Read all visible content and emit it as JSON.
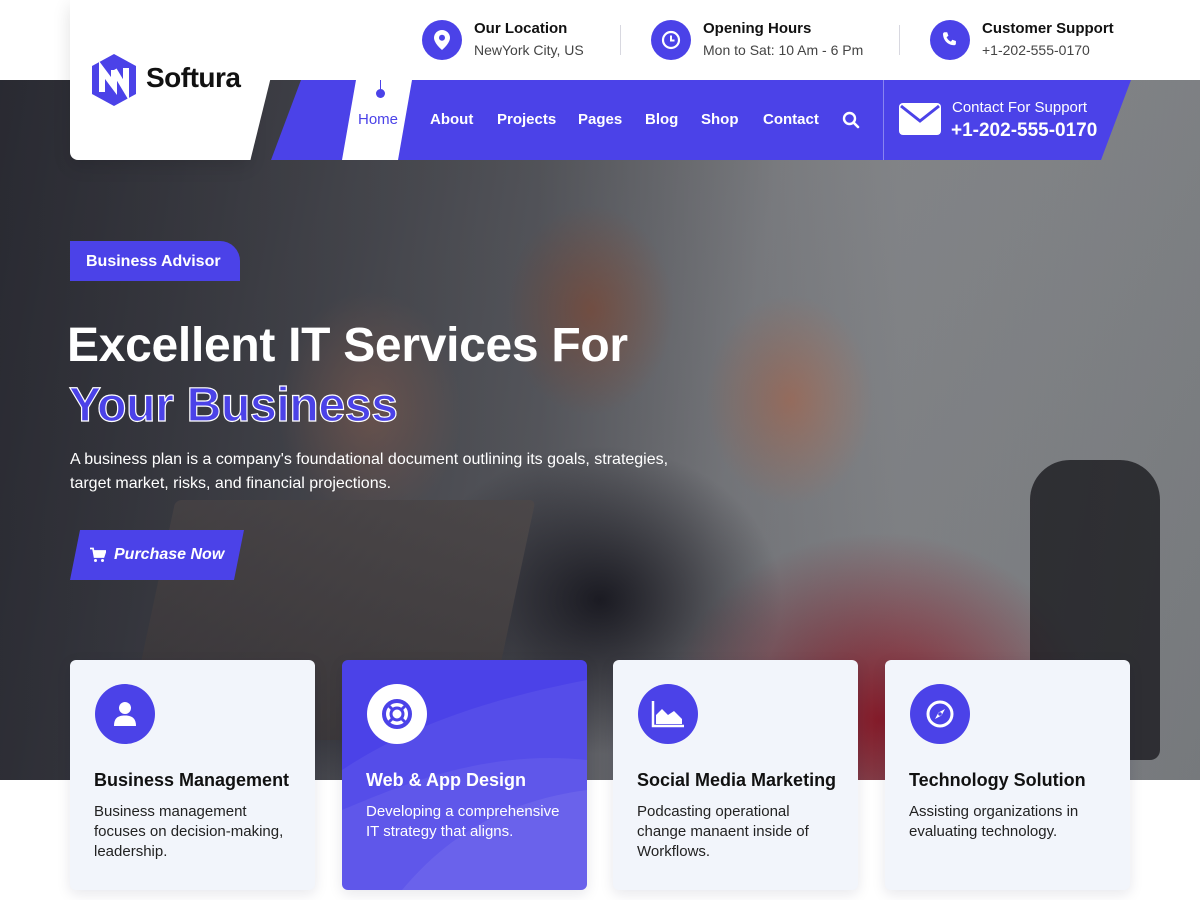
{
  "brand": {
    "name": "Softura",
    "accent": "#4b42e8"
  },
  "topbar": {
    "location": {
      "title": "Our Location",
      "value": "NewYork City, US",
      "icon": "location-pin-icon"
    },
    "hours": {
      "title": "Opening Hours",
      "value": "Mon to Sat: 10 Am - 6 Pm",
      "icon": "clock-icon"
    },
    "support": {
      "title": "Customer Support",
      "value": "+1-202-555-0170",
      "icon": "phone-icon"
    }
  },
  "nav": {
    "items": [
      {
        "label": "Home",
        "active": true
      },
      {
        "label": "About"
      },
      {
        "label": "Projects"
      },
      {
        "label": "Pages"
      },
      {
        "label": "Blog"
      },
      {
        "label": "Shop"
      },
      {
        "label": "Contact"
      }
    ],
    "search_icon": "search-icon",
    "support_label": "Contact For Support",
    "support_phone": "+1-202-555-0170",
    "support_icon": "envelope-icon"
  },
  "hero": {
    "badge": "Business Advisor",
    "headline_line1": "Excellent IT Services For",
    "headline_line2": "Your Business",
    "description": "A business plan is a company's foundational document outlining its goals, strategies, target market, risks, and financial projections.",
    "cta_label": "Purchase Now",
    "cta_icon": "cart-icon"
  },
  "services": [
    {
      "title": "Business Management",
      "description": "Business management focuses on decision-making, leadership.",
      "icon": "user-icon",
      "active": false
    },
    {
      "title": "Web & App Design",
      "description": "Developing a comprehensive IT strategy that aligns.",
      "icon": "lifebuoy-icon",
      "active": true
    },
    {
      "title": "Social Media Marketing",
      "description": "Podcasting operational change manaent inside of Workflows.",
      "icon": "area-chart-icon",
      "active": false
    },
    {
      "title": "Technology Solution",
      "description": "Assisting organizations in evaluating technology.",
      "icon": "compass-icon",
      "active": false
    }
  ]
}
—————
▶ **Your goal**: Look above for lines with the word "value" and copy them all.

▶ **Answer to the problem**:
      "value": "NewYork City, US",
      "value": "Mon to Sat: 10 Am - 6 Pm",
      "value": "+1-202-555-0170",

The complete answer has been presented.